MATERIAL TO PROCESS »
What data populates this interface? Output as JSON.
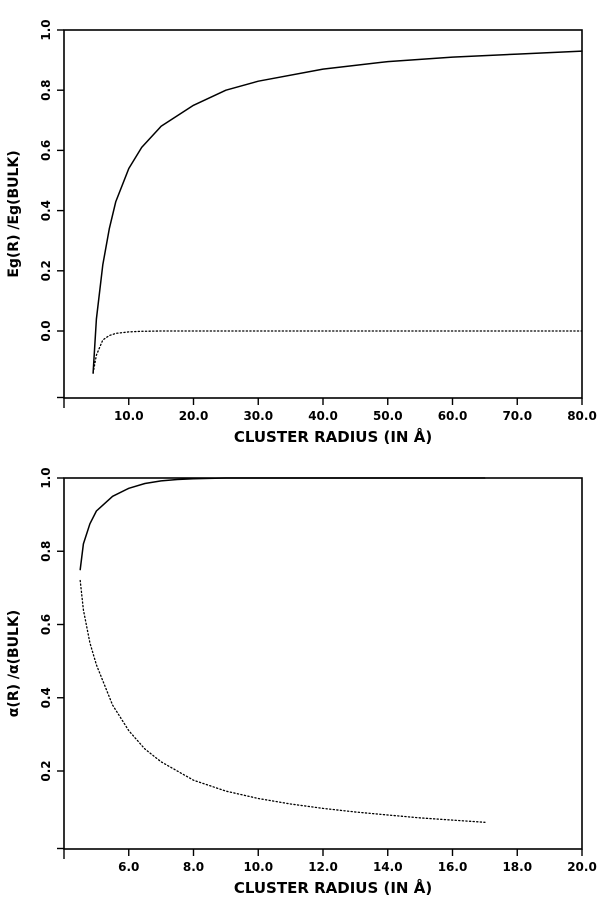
{
  "chart_data": [
    {
      "type": "line",
      "xlabel": "CLUSTER RADIUS (IN Å)",
      "ylabel": "Eg(R) /Eg(BULK)",
      "xlim": [
        0,
        80
      ],
      "ylim": [
        -0.2,
        1.0
      ],
      "x_ticks": [
        10,
        20,
        30,
        40,
        50,
        60,
        70,
        80
      ],
      "x_tick_labels": [
        "10.0",
        "20.0",
        "30.0",
        "40.0",
        "50.0",
        "60.0",
        "70.0",
        "80.0"
      ],
      "y_ticks": [
        0.0,
        0.2,
        0.4,
        0.6,
        0.8,
        1.0
      ],
      "y_tick_labels": [
        "0.0",
        "0.2",
        "0.4",
        "0.6",
        "0.8",
        "1.0"
      ],
      "grid": false,
      "series": [
        {
          "style": "solid",
          "x": [
            4.5,
            5,
            6,
            7,
            8,
            10,
            12,
            15,
            20,
            25,
            30,
            40,
            50,
            60,
            70,
            80
          ],
          "y": [
            -0.14,
            0.04,
            0.22,
            0.34,
            0.43,
            0.54,
            0.61,
            0.68,
            0.75,
            0.8,
            0.83,
            0.87,
            0.895,
            0.91,
            0.92,
            0.93
          ]
        },
        {
          "style": "dotted",
          "x": [
            4.5,
            5,
            6,
            7,
            8,
            10,
            12,
            15,
            20,
            30,
            40,
            50,
            60,
            70,
            80
          ],
          "y": [
            -0.14,
            -0.08,
            -0.03,
            -0.015,
            -0.008,
            -0.003,
            -0.001,
            0.0,
            0.0,
            0.0,
            0.0,
            0.0,
            0.0,
            0.0,
            0.0
          ]
        }
      ]
    },
    {
      "type": "line",
      "xlabel": "CLUSTER RADIUS (IN Å)",
      "ylabel": "α(R) /α(BULK)",
      "xlim": [
        4,
        20
      ],
      "ylim": [
        0.05,
        1.0
      ],
      "x_ticks": [
        6,
        8,
        10,
        12,
        14,
        16,
        18,
        20
      ],
      "x_tick_labels": [
        "6.0",
        "8.0",
        "10.0",
        "12.0",
        "14.0",
        "16.0",
        "18.0",
        "20.0"
      ],
      "y_ticks": [
        0.2,
        0.4,
        0.6,
        0.8,
        1.0
      ],
      "y_tick_labels": [
        "0.2",
        "0.4",
        "0.6",
        "0.8",
        "1.0"
      ],
      "grid": false,
      "series": [
        {
          "style": "solid",
          "x": [
            4.5,
            4.6,
            4.8,
            5.0,
            5.5,
            6.0,
            6.5,
            7.0,
            7.5,
            8.0,
            9.0,
            10.0,
            12.0,
            14.0,
            16.0,
            17.0
          ],
          "y": [
            0.75,
            0.82,
            0.875,
            0.91,
            0.95,
            0.972,
            0.985,
            0.992,
            0.996,
            0.998,
            1.0,
            1.0,
            1.0,
            1.0,
            1.0,
            1.0
          ]
        },
        {
          "style": "dotted",
          "x": [
            4.5,
            4.6,
            4.8,
            5.0,
            5.5,
            6.0,
            6.5,
            7.0,
            8.0,
            9.0,
            10.0,
            11.0,
            12.0,
            13.0,
            14.0,
            15.0,
            16.0,
            17.0
          ],
          "y": [
            0.72,
            0.64,
            0.55,
            0.49,
            0.38,
            0.31,
            0.26,
            0.225,
            0.175,
            0.145,
            0.125,
            0.11,
            0.098,
            0.088,
            0.08,
            0.072,
            0.066,
            0.06
          ]
        }
      ]
    }
  ]
}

TASK DETAILS »
Reproduce the records verbatim, omitting all images they contain.

OUTPUT OF THE EXERCISE »
What data populates this interface? Output as JSON.
{
  "chart_data": [
    {
      "type": "line",
      "xlabel": "CLUSTER RADIUS (IN Å)",
      "ylabel": "Eg(R) /Eg(BULK)",
      "xlim": [
        0,
        80
      ],
      "ylim": [
        -0.2,
        1.0
      ],
      "x_ticks": [
        10,
        20,
        30,
        40,
        50,
        60,
        70,
        80
      ],
      "x_tick_labels": [
        "10.0",
        "20.0",
        "30.0",
        "40.0",
        "50.0",
        "60.0",
        "70.0",
        "80.0"
      ],
      "y_ticks": [
        0.0,
        0.2,
        0.4,
        0.6,
        0.8,
        1.0
      ],
      "y_tick_labels": [
        "0.0",
        "0.2",
        "0.4",
        "0.6",
        "0.8",
        "1.0"
      ],
      "grid": false,
      "series": [
        {
          "style": "solid",
          "x": [
            4.5,
            5,
            6,
            7,
            8,
            10,
            12,
            15,
            20,
            25,
            30,
            40,
            50,
            60,
            70,
            80
          ],
          "y": [
            -0.14,
            0.04,
            0.22,
            0.34,
            0.43,
            0.54,
            0.61,
            0.68,
            0.75,
            0.8,
            0.83,
            0.87,
            0.895,
            0.91,
            0.92,
            0.93
          ]
        },
        {
          "style": "dotted",
          "x": [
            4.5,
            5,
            6,
            7,
            8,
            10,
            12,
            15,
            20,
            30,
            40,
            50,
            60,
            70,
            80
          ],
          "y": [
            -0.14,
            -0.08,
            -0.03,
            -0.015,
            -0.008,
            -0.003,
            -0.001,
            0.0,
            0.0,
            0.0,
            0.0,
            0.0,
            0.0,
            0.0,
            0.0
          ]
        }
      ]
    },
    {
      "type": "line",
      "xlabel": "CLUSTER RADIUS (IN Å)",
      "ylabel": "α(R) /α(BULK)",
      "xlim": [
        4,
        20
      ],
      "ylim": [
        0.05,
        1.0
      ],
      "x_ticks": [
        6,
        8,
        10,
        12,
        14,
        16,
        18,
        20
      ],
      "x_tick_labels": [
        "6.0",
        "8.0",
        "10.0",
        "12.0",
        "14.0",
        "16.0",
        "18.0",
        "20.0"
      ],
      "y_ticks": [
        0.2,
        0.4,
        0.6,
        0.8,
        1.0
      ],
      "y_tick_labels": [
        "0.2",
        "0.4",
        "0.6",
        "0.8",
        "1.0"
      ],
      "grid": false,
      "series": [
        {
          "style": "solid",
          "x": [
            4.5,
            4.6,
            4.8,
            5.0,
            5.5,
            6.0,
            6.5,
            7.0,
            7.5,
            8.0,
            9.0,
            10.0,
            12.0,
            14.0,
            16.0,
            17.0
          ],
          "y": [
            0.75,
            0.82,
            0.875,
            0.91,
            0.95,
            0.972,
            0.985,
            0.992,
            0.996,
            0.998,
            1.0,
            1.0,
            1.0,
            1.0,
            1.0,
            1.0
          ]
        },
        {
          "style": "dotted",
          "x": [
            4.5,
            4.6,
            4.8,
            5.0,
            5.5,
            6.0,
            6.5,
            7.0,
            8.0,
            9.0,
            10.0,
            11.0,
            12.0,
            13.0,
            14.0,
            15.0,
            16.0,
            17.0
          ],
          "y": [
            0.72,
            0.64,
            0.55,
            0.49,
            0.38,
            0.31,
            0.26,
            0.225,
            0.175,
            0.145,
            0.125,
            0.11,
            0.098,
            0.088,
            0.08,
            0.072,
            0.066,
            0.06
          ]
        }
      ]
    }
  ]
}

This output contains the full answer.